### What is asked
In the copy, include every entry exactly but none of the pictures.

### Records to use
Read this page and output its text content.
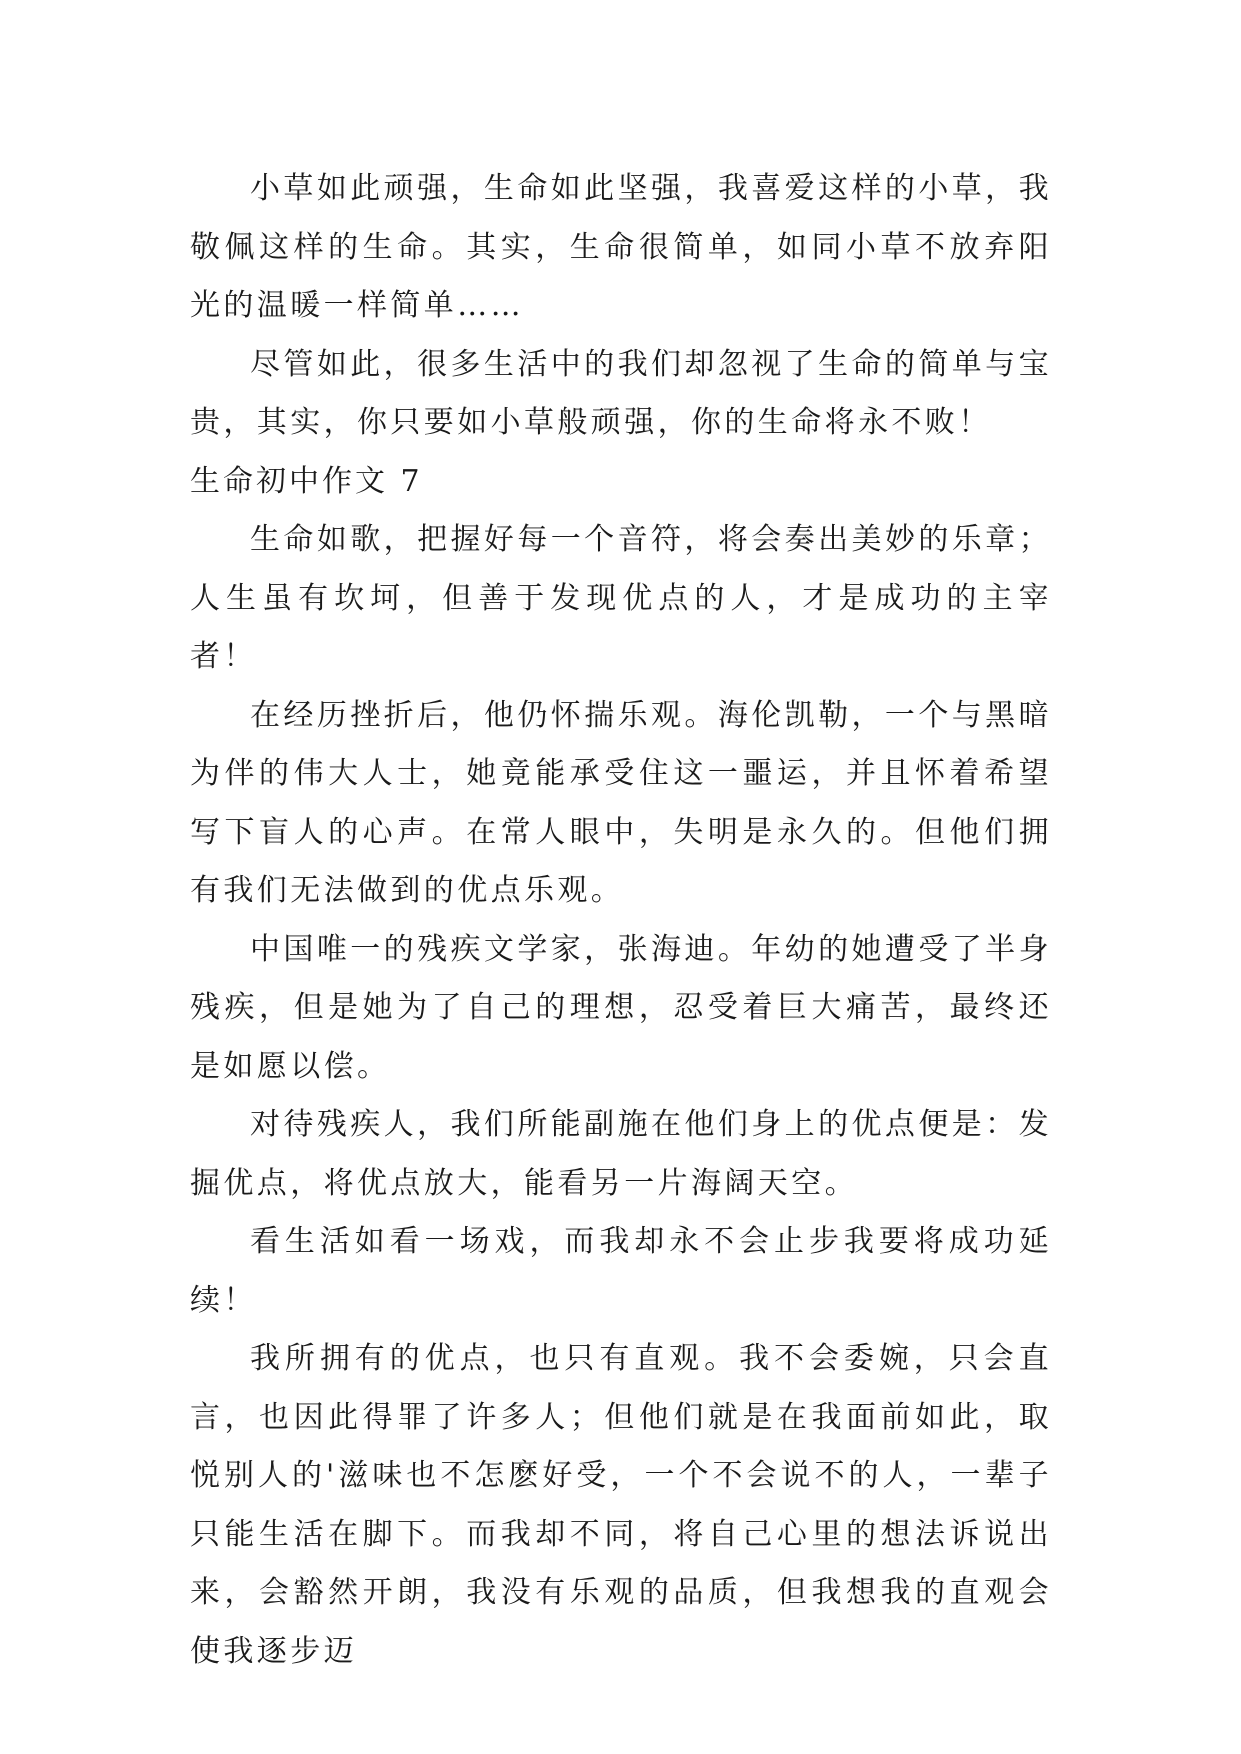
小草如此顽强，生命如此坚强，我喜爱这样的小草，我敬佩这样的生命。其实，生命很简单，如同小草不放弃阳光的温暖一样简单……

尽管如此，很多生活中的我们却忽视了生命的简单与宝贵，其实，你只要如小草般顽强，你的生命将永不败！

生命初中作文 7

生命如歌，把握好每一个音符，将会奏出美妙的乐章；人生虽有坎坷，但善于发现优点的人，才是成功的主宰者！

在经历挫折后，他仍怀揣乐观。海伦凯勒，一个与黑暗为伴的伟大人士，她竟能承受住这一噩运，并且怀着希望写下盲人的心声。在常人眼中，失明是永久的。但他们拥有我们无法做到的优点乐观。

中国唯一的残疾文学家，张海迪。年幼的她遭受了半身残疾，但是她为了自己的理想，忍受着巨大痛苦，最终还是如愿以偿。

对待残疾人，我们所能副施在他们身上的优点便是：发掘优点，将优点放大，能看另一片海阔天空。

看生活如看一场戏，而我却永不会止步我要将成功延续！

我所拥有的优点，也只有直观。我不会委婉，只会直言，也因此得罪了许多人；但他们就是在我面前如此，取悦别人的'滋味也不怎麽好受，一个不会说不的人，一辈子只能生活在脚下。而我却不同，将自己心里的想法诉说出来，会豁然开朗，我没有乐观的品质，但我想我的直观会使我逐步迈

### Completed exercise
Read this page and output its text content.
小草如此顽强，生命如此坚强，我喜爱这样的小草，我敬佩这样的生命。其实，生命很简单，如同小草不放弃阳光的温暖一样简单……

尽管如此，很多生活中的我们却忽视了生命的简单与宝贵，其实，你只要如小草般顽强，你的生命将永不败！

生命初中作文 7

生命如歌，把握好每一个音符，将会奏出美妙的乐章；人生虽有坎坷，但善于发现优点的人，才是成功的主宰者！

在经历挫折后，他仍怀揣乐观。海伦凯勒，一个与黑暗为伴的伟大人士，她竟能承受住这一噩运，并且怀着希望写下盲人的心声。在常人眼中，失明是永久的。但他们拥有我们无法做到的优点乐观。

中国唯一的残疾文学家，张海迪。年幼的她遭受了半身残疾，但是她为了自己的理想，忍受着巨大痛苦，最终还是如愿以偿。

对待残疾人，我们所能副施在他们身上的优点便是：发掘优点，将优点放大，能看另一片海阔天空。

看生活如看一场戏，而我却永不会止步我要将成功延续！

我所拥有的优点，也只有直观。我不会委婉，只会直言，也因此得罪了许多人；但他们就是在我面前如此，取悦别人的'滋味也不怎麽好受，一个不会说不的人，一辈子只能生活在脚下。而我却不同，将自己心里的想法诉说出来，会豁然开朗，我没有乐观的品质，但我想我的直观会使我逐步迈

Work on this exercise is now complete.